## WHAT YOU WILL DO:
Quote the full listing word for word.

---- EXTRACTED ENTRIES

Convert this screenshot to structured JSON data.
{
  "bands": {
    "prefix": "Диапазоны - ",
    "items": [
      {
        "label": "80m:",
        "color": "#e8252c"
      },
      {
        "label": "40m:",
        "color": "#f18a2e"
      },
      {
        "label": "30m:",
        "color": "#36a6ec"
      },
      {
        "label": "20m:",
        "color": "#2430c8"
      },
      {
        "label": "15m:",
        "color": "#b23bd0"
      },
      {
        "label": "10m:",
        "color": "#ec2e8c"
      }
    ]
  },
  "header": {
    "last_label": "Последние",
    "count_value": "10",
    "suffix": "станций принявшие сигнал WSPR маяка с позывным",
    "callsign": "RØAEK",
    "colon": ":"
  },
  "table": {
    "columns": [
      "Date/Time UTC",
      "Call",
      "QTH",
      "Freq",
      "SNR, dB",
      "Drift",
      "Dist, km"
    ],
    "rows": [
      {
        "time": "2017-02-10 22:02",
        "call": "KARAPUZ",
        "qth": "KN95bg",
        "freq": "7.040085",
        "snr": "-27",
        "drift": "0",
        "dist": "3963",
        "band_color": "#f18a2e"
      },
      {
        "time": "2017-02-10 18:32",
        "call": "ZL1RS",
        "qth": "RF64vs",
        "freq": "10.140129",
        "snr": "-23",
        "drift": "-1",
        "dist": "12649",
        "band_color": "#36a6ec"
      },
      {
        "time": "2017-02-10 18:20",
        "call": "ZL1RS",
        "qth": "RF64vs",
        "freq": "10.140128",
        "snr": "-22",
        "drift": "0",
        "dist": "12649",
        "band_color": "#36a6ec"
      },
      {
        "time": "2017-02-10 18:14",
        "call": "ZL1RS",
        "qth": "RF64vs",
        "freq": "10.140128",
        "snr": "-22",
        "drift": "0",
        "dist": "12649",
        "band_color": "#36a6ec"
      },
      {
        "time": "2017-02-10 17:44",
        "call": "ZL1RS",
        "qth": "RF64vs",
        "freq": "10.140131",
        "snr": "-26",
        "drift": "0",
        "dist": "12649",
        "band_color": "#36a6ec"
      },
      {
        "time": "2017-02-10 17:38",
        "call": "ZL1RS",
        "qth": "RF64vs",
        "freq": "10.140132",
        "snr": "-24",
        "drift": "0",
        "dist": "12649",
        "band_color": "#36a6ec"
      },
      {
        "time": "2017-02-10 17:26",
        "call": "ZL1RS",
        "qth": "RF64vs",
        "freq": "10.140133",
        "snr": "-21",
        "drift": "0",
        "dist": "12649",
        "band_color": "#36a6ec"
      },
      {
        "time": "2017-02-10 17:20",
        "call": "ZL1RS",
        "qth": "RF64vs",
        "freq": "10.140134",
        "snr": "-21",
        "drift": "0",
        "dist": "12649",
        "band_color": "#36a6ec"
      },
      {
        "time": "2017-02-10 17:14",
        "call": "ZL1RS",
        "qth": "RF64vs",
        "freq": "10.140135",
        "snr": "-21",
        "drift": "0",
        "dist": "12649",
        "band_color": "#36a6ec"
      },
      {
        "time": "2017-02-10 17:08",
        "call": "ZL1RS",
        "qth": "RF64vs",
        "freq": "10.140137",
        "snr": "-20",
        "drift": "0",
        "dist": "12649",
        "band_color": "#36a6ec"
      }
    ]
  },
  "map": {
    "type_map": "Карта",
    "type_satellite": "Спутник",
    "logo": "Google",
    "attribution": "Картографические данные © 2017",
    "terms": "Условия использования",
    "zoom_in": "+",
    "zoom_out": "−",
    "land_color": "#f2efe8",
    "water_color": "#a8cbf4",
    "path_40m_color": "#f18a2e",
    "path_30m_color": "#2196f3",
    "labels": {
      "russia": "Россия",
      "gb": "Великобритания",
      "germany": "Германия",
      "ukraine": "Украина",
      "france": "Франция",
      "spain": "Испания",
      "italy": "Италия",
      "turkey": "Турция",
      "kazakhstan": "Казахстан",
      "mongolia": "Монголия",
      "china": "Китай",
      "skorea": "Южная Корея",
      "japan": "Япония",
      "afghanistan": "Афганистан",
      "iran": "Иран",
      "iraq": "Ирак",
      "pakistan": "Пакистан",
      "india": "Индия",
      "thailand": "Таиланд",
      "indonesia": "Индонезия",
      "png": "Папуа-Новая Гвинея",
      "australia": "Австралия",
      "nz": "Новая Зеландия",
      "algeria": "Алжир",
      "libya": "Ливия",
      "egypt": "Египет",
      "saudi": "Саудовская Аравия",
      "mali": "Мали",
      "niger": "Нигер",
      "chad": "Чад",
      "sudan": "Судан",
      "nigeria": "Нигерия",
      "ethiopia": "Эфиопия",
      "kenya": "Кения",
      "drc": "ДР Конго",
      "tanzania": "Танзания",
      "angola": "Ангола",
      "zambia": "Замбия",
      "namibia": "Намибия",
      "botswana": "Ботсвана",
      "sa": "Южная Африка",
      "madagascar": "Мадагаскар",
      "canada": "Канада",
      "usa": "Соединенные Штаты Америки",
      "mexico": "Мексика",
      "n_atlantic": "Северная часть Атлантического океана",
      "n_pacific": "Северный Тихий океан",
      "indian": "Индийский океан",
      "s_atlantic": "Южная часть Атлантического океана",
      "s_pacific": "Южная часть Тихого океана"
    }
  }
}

--------

## THE ANSWER:
Convert this screenshot to structured JSON data.
{
  "bands": {
    "prefix": "Диапазоны - ",
    "items": [
      {
        "label": "80m:",
        "color": "#e8252c"
      },
      {
        "label": "40m:",
        "color": "#f18a2e"
      },
      {
        "label": "30m:",
        "color": "#36a6ec"
      },
      {
        "label": "20m:",
        "color": "#2430c8"
      },
      {
        "label": "15m:",
        "color": "#b23bd0"
      },
      {
        "label": "10m:",
        "color": "#ec2e8c"
      }
    ]
  },
  "header": {
    "last_label": "Последние",
    "count_value": "10",
    "suffix": "станций принявшие сигнал WSPR маяка с позывным",
    "callsign": "RØAEK",
    "colon": ":"
  },
  "table": {
    "columns": [
      "Date/Time UTC",
      "Call",
      "QTH",
      "Freq",
      "SNR, dB",
      "Drift",
      "Dist, km"
    ],
    "rows": [
      {
        "time": "2017-02-10 22:02",
        "call": "KARAPUZ",
        "qth": "KN95bg",
        "freq": "7.040085",
        "snr": "-27",
        "drift": "0",
        "dist": "3963",
        "band_color": "#f18a2e"
      },
      {
        "time": "2017-02-10 18:32",
        "call": "ZL1RS",
        "qth": "RF64vs",
        "freq": "10.140129",
        "snr": "-23",
        "drift": "-1",
        "dist": "12649",
        "band_color": "#36a6ec"
      },
      {
        "time": "2017-02-10 18:20",
        "call": "ZL1RS",
        "qth": "RF64vs",
        "freq": "10.140128",
        "snr": "-22",
        "drift": "0",
        "dist": "12649",
        "band_color": "#36a6ec"
      },
      {
        "time": "2017-02-10 18:14",
        "call": "ZL1RS",
        "qth": "RF64vs",
        "freq": "10.140128",
        "snr": "-22",
        "drift": "0",
        "dist": "12649",
        "band_color": "#36a6ec"
      },
      {
        "time": "2017-02-10 17:44",
        "call": "ZL1RS",
        "qth": "RF64vs",
        "freq": "10.140131",
        "snr": "-26",
        "drift": "0",
        "dist": "12649",
        "band_color": "#36a6ec"
      },
      {
        "time": "2017-02-10 17:38",
        "call": "ZL1RS",
        "qth": "RF64vs",
        "freq": "10.140132",
        "snr": "-24",
        "drift": "0",
        "dist": "12649",
        "band_color": "#36a6ec"
      },
      {
        "time": "2017-02-10 17:26",
        "call": "ZL1RS",
        "qth": "RF64vs",
        "freq": "10.140133",
        "snr": "-21",
        "drift": "0",
        "dist": "12649",
        "band_color": "#36a6ec"
      },
      {
        "time": "2017-02-10 17:20",
        "call": "ZL1RS",
        "qth": "RF64vs",
        "freq": "10.140134",
        "snr": "-21",
        "drift": "0",
        "dist": "12649",
        "band_color": "#36a6ec"
      },
      {
        "time": "2017-02-10 17:14",
        "call": "ZL1RS",
        "qth": "RF64vs",
        "freq": "10.140135",
        "snr": "-21",
        "drift": "0",
        "dist": "12649",
        "band_color": "#36a6ec"
      },
      {
        "time": "2017-02-10 17:08",
        "call": "ZL1RS",
        "qth": "RF64vs",
        "freq": "10.140137",
        "snr": "-20",
        "drift": "0",
        "dist": "12649",
        "band_color": "#36a6ec"
      }
    ]
  },
  "map": {
    "type_map": "Карта",
    "type_satellite": "Спутник",
    "logo": "Google",
    "attribution": "Картографические данные © 2017",
    "terms": "Условия использования",
    "zoom_in": "+",
    "zoom_out": "−",
    "land_color": "#f2efe8",
    "water_color": "#a8cbf4",
    "path_40m_color": "#f18a2e",
    "path_30m_color": "#2196f3",
    "labels": {
      "russia": "Россия",
      "gb": "Великобритания",
      "germany": "Германия",
      "ukraine": "Украина",
      "france": "Франция",
      "spain": "Испания",
      "italy": "Италия",
      "turkey": "Турция",
      "kazakhstan": "Казахстан",
      "mongolia": "Монголия",
      "china": "Китай",
      "skorea": "Южная Корея",
      "japan": "Япония",
      "afghanistan": "Афганистан",
      "iran": "Иран",
      "iraq": "Ирак",
      "pakistan": "Пакистан",
      "india": "Индия",
      "thailand": "Таиланд",
      "indonesia": "Индонезия",
      "png": "Папуа-Новая Гвинея",
      "australia": "Австралия",
      "nz": "Новая Зеландия",
      "algeria": "Алжир",
      "libya": "Ливия",
      "egypt": "Египет",
      "saudi": "Саудовская Аравия",
      "mali": "Мали",
      "niger": "Нигер",
      "chad": "Чад",
      "sudan": "Судан",
      "nigeria": "Нигерия",
      "ethiopia": "Эфиопия",
      "kenya": "Кения",
      "drc": "ДР Конго",
      "tanzania": "Танзания",
      "angola": "Ангола",
      "zambia": "Замбия",
      "namibia": "Намибия",
      "botswana": "Ботсвана",
      "sa": "Южная Африка",
      "madagascar": "Мадагаскар",
      "canada": "Канада",
      "usa": "Соединенные Штаты Америки",
      "mexico": "Мексика",
      "n_atlantic": "Северная часть Атлантического океана",
      "n_pacific": "Северный Тихий океан",
      "indian": "Индийский океан",
      "s_atlantic": "Южная часть Атлантического океана",
      "s_pacific": "Южная часть Тихого океана"
    }
  }
}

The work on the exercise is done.